Goal
Could you copy out, unchanged, every line of the items, from the line containing "- square-r3c2[interactable]: [143, 266, 266, 389]" up to and including the final line of the items?

Provided records
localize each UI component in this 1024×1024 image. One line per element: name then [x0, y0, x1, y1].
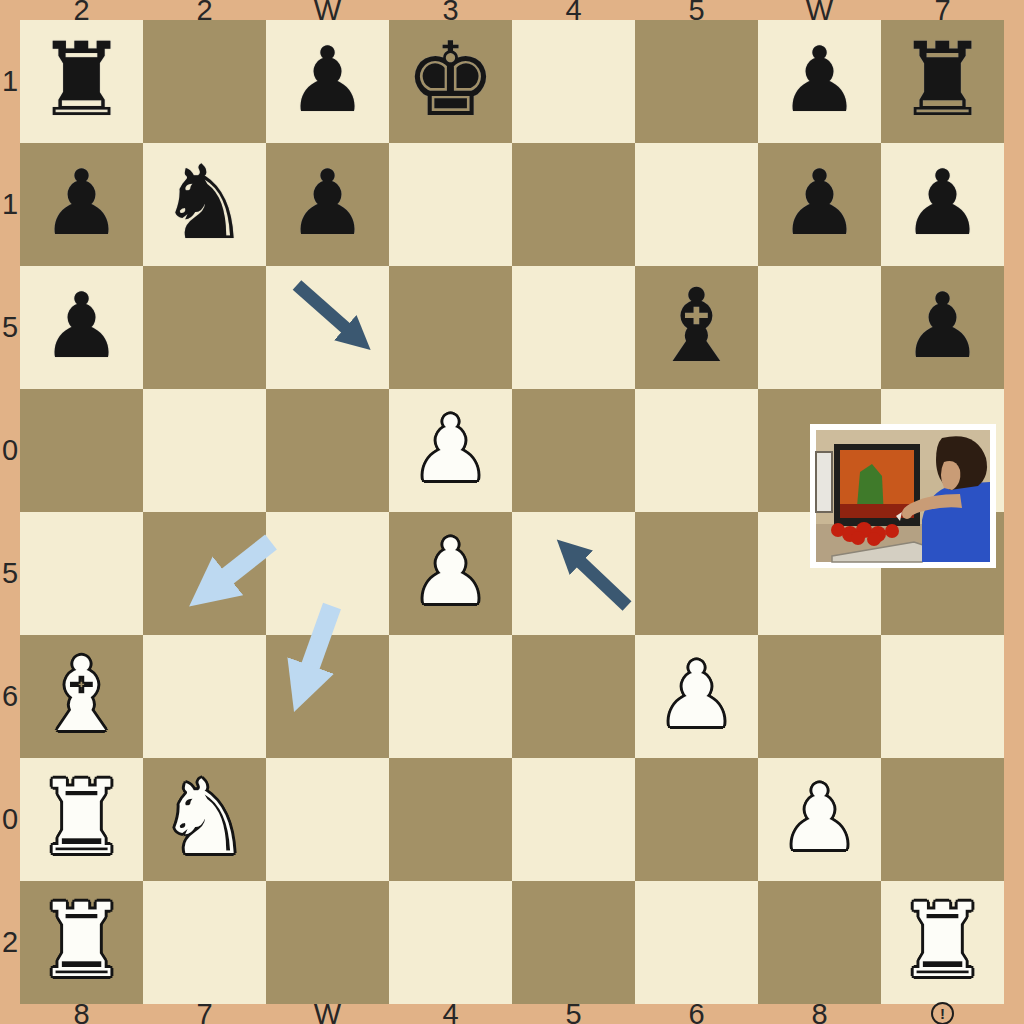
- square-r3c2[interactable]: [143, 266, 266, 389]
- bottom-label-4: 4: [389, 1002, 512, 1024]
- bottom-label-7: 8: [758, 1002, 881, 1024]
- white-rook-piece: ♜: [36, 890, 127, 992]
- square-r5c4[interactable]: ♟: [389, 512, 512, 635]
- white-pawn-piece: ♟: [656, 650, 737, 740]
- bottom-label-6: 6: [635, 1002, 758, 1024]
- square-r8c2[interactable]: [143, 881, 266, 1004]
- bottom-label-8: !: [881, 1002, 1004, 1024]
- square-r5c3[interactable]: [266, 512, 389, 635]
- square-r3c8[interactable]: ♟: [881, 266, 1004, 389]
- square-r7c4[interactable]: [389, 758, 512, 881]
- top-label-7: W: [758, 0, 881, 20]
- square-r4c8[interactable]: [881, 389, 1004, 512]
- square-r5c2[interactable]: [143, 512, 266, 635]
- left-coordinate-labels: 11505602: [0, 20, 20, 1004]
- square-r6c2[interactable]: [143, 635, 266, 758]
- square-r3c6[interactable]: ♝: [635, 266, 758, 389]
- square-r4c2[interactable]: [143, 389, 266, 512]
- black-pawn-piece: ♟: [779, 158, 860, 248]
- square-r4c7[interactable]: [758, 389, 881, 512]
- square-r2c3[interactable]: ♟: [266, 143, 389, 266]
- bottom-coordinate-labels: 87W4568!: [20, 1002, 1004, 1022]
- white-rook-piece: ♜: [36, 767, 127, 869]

The response
- square-r3c2[interactable]: [143, 266, 266, 389]
- bottom-label-4: 4: [389, 1002, 512, 1024]
- bottom-label-7: 8: [758, 1002, 881, 1024]
- white-rook-piece: ♜: [36, 890, 127, 992]
- square-r5c4[interactable]: ♟: [389, 512, 512, 635]
- white-pawn-piece: ♟: [656, 650, 737, 740]
- bottom-label-6: 6: [635, 1002, 758, 1024]
- square-r8c2[interactable]: [143, 881, 266, 1004]
- bottom-label-8: !: [881, 1002, 1004, 1024]
- square-r5c3[interactable]: [266, 512, 389, 635]
- square-r3c8[interactable]: ♟: [881, 266, 1004, 389]
- square-r7c4[interactable]: [389, 758, 512, 881]
- top-label-7: W: [758, 0, 881, 20]
- square-r4c8[interactable]: [881, 389, 1004, 512]
- square-r5c2[interactable]: [143, 512, 266, 635]
- left-coordinate-labels: 11505602: [0, 20, 20, 1004]
- square-r6c2[interactable]: [143, 635, 266, 758]
- square-r3c6[interactable]: ♝: [635, 266, 758, 389]
- square-r4c2[interactable]: [143, 389, 266, 512]
- black-pawn-piece: ♟: [779, 158, 860, 248]
- square-r4c7[interactable]: [758, 389, 881, 512]
- square-r2c3[interactable]: ♟: [266, 143, 389, 266]
- bottom-coordinate-labels: 87W4568!: [20, 1002, 1004, 1022]
- white-rook-piece: ♜: [36, 767, 127, 869]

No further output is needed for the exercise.